• SHORT PROBLEM:
Return all of the entries exactly, with nothing added or left out.

• RECORDS TO USE:
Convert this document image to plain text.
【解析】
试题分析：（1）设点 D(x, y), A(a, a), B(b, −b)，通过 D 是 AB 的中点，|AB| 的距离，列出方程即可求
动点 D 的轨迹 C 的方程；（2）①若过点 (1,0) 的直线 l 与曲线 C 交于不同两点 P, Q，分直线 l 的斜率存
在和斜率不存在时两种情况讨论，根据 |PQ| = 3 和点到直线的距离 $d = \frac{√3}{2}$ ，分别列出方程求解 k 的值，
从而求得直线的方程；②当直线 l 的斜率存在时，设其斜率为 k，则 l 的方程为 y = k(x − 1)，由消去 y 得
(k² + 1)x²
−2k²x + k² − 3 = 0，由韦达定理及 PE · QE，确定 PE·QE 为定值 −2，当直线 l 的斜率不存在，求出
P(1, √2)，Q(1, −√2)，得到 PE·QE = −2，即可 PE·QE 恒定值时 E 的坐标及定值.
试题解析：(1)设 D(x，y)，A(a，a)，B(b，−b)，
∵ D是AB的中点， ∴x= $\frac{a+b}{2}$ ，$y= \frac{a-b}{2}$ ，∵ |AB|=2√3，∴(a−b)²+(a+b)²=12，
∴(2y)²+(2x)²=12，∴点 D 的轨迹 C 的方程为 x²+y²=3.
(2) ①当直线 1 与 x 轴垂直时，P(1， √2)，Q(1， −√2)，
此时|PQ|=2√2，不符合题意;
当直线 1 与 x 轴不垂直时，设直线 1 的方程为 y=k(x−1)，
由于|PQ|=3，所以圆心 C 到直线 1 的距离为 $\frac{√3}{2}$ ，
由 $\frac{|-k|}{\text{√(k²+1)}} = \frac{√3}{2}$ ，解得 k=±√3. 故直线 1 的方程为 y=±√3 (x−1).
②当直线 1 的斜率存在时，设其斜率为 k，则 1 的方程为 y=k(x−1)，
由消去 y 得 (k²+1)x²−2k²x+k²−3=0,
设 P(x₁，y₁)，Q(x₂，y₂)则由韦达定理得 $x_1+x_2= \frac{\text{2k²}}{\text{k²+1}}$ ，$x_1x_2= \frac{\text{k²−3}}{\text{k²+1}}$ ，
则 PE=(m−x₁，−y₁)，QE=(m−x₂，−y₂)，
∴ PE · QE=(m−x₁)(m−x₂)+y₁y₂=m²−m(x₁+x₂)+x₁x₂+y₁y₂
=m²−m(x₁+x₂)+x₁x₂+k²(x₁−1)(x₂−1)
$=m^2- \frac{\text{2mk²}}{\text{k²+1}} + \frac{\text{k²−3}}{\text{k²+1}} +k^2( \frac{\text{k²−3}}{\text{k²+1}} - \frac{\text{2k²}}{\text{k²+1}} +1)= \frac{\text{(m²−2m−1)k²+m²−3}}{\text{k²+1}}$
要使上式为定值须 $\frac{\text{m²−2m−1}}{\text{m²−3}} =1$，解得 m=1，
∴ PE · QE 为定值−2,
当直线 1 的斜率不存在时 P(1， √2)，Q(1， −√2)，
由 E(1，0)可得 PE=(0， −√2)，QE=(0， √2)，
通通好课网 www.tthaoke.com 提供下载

• RESPONSE BELOW:
Convert this document image to plain text.
【解析】
试题分析：（1）设点 D(x, y), A(a, a), B(b, −b)，通过 D 是 AB 的中点，|AB| 的距离，列出方程即可求
动点 D 的轨迹 C 的方程；（2）①若过点 (1,0) 的直线 l 与曲线 C 交于不同两点 P, Q，分直线 l 的斜率存
在和斜率不存在时两种情况讨论，根据 |PQ| = 3 和点到直线的距离 $d = \frac{√3}{2}$ ，分别列出方程求解 k 的值，
从而求得直线的方程；②当直线 l 的斜率存在时，设其斜率为 k，则 l 的方程为 y = k(x − 1)，由消去 y 得
(k² + 1)x²
−2k²x + k² − 3 = 0，由韦达定理及 PE · QE，确定 PE·QE 为定值 −2，当直线 l 的斜率不存在，求出
P(1, √2)，Q(1, −√2)，得到 PE·QE = −2，即可 PE·QE 恒定值时 E 的坐标及定值.
试题解析：(1)设 D(x，y)，A(a，a)，B(b，−b)，
∵ D是AB的中点， ∴x= $\frac{a+b}{2}$ ，$y= \frac{a-b}{2}$ ，∵ |AB|=2√3，∴(a−b)²+(a+b)²=12，
∴(2y)²+(2x)²=12，∴点 D 的轨迹 C 的方程为 x²+y²=3.
(2) ①当直线 1 与 x 轴垂直时，P(1， √2)，Q(1， −√2)，
此时|PQ|=2√2，不符合题意;
当直线 1 与 x 轴不垂直时，设直线 1 的方程为 y=k(x−1)，
由于|PQ|=3，所以圆心 C 到直线 1 的距离为 $\frac{√3}{2}$ ，
由 $\frac{|-k|}{\text{√(k²+1)}} = \frac{√3}{2}$ ，解得 k=±√3. 故直线 1 的方程为 y=±√3 (x−1).
②当直线 1 的斜率存在时，设其斜率为 k，则 1 的方程为 y=k(x−1)，
由消去 y 得 (k²+1)x²−2k²x+k²−3=0,
设 P(x₁，y₁)，Q(x₂，y₂)则由韦达定理得 $x_1+x_2= \frac{\text{2k²}}{\text{k²+1}}$ ，$x_1x_2= \frac{\text{k²−3}}{\text{k²+1}}$ ，
则 PE=(m−x₁，−y₁)，QE=(m−x₂，−y₂)，
∴ PE · QE=(m−x₁)(m−x₂)+y₁y₂=m²−m(x₁+x₂)+x₁x₂+y₁y₂
=m²−m(x₁+x₂)+x₁x₂+k²(x₁−1)(x₂−1)
$=m^2- \frac{\text{2mk²}}{\text{k²+1}} + \frac{\text{k²−3}}{\text{k²+1}} +k^2( \frac{\text{k²−3}}{\text{k²+1}} - \frac{\text{2k²}}{\text{k²+1}} +1)= \frac{\text{(m²−2m−1)k²+m²−3}}{\text{k²+1}}$
要使上式为定值须 $\frac{\text{m²−2m−1}}{\text{m²−3}} =1$，解得 m=1，
∴ PE · QE 为定值−2,
当直线 1 的斜率不存在时 P(1， √2)，Q(1， −√2)，
由 E(1，0)可得 PE=(0， −√2)，QE=(0， √2)，
通通好课网 www.tthaoke.com 提供下载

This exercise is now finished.